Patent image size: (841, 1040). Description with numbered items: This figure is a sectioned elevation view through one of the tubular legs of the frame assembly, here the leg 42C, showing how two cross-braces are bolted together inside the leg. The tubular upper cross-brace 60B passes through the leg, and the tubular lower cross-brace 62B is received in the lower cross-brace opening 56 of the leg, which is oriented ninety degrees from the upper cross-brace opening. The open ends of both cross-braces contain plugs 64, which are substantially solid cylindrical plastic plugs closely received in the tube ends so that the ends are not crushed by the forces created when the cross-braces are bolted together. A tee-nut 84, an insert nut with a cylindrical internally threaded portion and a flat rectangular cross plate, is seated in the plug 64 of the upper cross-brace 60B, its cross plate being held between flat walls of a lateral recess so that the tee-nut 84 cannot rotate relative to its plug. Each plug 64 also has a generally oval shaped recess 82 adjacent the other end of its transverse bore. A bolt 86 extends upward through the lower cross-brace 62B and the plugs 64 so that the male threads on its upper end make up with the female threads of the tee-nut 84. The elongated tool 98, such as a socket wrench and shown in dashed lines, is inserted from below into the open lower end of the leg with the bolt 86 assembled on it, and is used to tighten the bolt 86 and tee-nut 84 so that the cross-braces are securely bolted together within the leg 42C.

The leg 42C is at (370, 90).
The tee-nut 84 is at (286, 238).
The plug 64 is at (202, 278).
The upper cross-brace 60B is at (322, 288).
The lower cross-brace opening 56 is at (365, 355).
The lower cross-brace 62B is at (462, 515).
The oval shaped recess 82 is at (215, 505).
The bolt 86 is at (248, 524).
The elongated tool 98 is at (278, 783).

━━━━━━━━

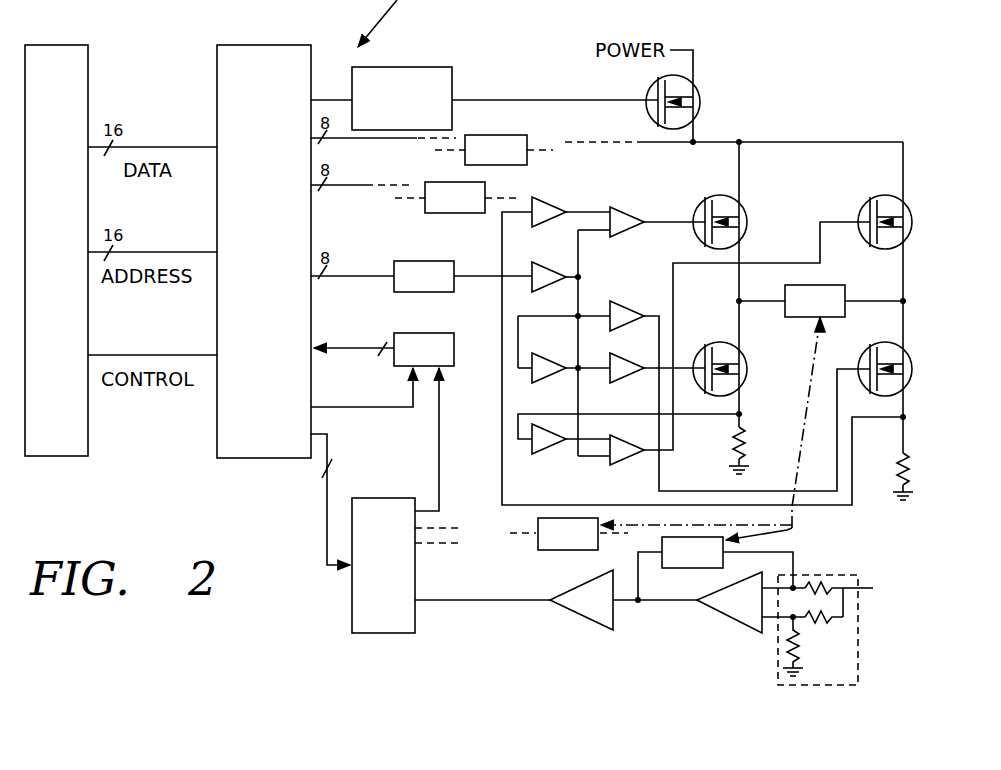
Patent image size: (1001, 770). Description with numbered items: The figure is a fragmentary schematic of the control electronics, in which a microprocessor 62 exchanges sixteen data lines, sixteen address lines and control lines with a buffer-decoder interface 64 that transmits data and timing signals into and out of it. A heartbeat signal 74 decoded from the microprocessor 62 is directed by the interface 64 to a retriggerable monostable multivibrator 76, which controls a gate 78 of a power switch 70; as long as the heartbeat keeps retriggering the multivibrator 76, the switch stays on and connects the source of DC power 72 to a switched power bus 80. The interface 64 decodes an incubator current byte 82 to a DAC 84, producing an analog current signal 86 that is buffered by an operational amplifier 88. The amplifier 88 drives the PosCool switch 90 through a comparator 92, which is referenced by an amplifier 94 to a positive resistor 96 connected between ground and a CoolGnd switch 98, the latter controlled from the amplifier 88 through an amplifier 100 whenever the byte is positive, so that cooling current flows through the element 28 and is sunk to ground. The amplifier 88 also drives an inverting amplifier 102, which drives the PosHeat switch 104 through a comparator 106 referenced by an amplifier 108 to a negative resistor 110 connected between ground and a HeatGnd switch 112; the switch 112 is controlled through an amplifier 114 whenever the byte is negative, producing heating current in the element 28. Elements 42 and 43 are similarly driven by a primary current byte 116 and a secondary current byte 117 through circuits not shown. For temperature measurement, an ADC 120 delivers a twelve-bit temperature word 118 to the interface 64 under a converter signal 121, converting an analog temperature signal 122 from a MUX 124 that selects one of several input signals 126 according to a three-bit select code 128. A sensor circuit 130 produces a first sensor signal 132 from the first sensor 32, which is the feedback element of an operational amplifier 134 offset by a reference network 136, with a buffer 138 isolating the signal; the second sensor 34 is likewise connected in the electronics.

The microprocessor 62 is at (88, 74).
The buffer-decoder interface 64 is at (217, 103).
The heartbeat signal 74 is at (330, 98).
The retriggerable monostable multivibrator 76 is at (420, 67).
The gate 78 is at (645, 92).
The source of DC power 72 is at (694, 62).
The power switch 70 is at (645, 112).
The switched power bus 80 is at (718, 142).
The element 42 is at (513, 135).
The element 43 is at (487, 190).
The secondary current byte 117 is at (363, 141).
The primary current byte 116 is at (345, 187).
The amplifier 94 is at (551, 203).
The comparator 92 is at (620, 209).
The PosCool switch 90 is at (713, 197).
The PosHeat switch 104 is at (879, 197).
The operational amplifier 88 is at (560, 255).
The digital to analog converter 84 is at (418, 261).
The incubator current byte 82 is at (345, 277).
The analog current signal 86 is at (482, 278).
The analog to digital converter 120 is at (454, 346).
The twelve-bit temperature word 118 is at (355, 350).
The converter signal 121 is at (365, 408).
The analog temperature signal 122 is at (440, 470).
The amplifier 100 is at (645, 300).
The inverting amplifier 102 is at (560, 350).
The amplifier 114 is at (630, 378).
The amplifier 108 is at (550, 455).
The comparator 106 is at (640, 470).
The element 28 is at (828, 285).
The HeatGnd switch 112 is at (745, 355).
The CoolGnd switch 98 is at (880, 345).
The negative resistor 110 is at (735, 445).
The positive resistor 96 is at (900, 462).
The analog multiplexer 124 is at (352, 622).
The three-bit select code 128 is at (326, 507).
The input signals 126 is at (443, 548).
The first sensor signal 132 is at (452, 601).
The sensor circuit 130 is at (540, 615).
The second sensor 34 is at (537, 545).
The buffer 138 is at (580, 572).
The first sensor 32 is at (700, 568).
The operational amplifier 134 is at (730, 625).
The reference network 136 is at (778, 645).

━━━━━━━━

Exercise task ▸ In the listing lines starting at "Patent image size: (841, 1040)." and ending at "The plug 64 is at (202, 278).", switch "bolted" to "fastened" and give those lines again with nothing else changed.

Task solution ▸
Patent image size: (841, 1040). Description with numbered items: This figure is a sectioned elevation view through one of the tubular legs of the frame assembly, here the leg 42C, showing how two cross-braces are fastened together inside the leg. The tubular upper cross-brace 60B passes through the leg, and the tubular lower cross-brace 62B is received in the lower cross-brace opening 56 of the leg, which is oriented ninety degrees from the upper cross-brace opening. The open ends of both cross-braces contain plugs 64, which are substantially solid cylindrical plastic plugs closely received in the tube ends so that the ends are not crushed by the forces created when the cross-braces are fastened together. A tee-nut 84, an insert nut with a cylindrical internally threaded portion and a flat rectangular cross plate, is seated in the plug 64 of the upper cross-brace 60B, its cross plate being held between flat walls of a lateral recess so that the tee-nut 84 cannot rotate relative to its plug. Each plug 64 also has a generally oval shaped recess 82 adjacent the other end of its transverse bore. A bolt 86 extends upward through the lower cross-brace 62B and the plugs 64 so that the male threads on its upper end make up with the female threads of the tee-nut 84. The elongated tool 98, such as a socket wrench and shown in dashed lines, is inserted from below into the open lower end of the leg with the bolt 86 assembled on it, and is used to tighten the bolt 86 and tee-nut 84 so that the cross-braces are securely fastened together within the leg 42C.

The leg 42C is at (370, 90).
The tee-nut 84 is at (286, 238).
The plug 64 is at (202, 278).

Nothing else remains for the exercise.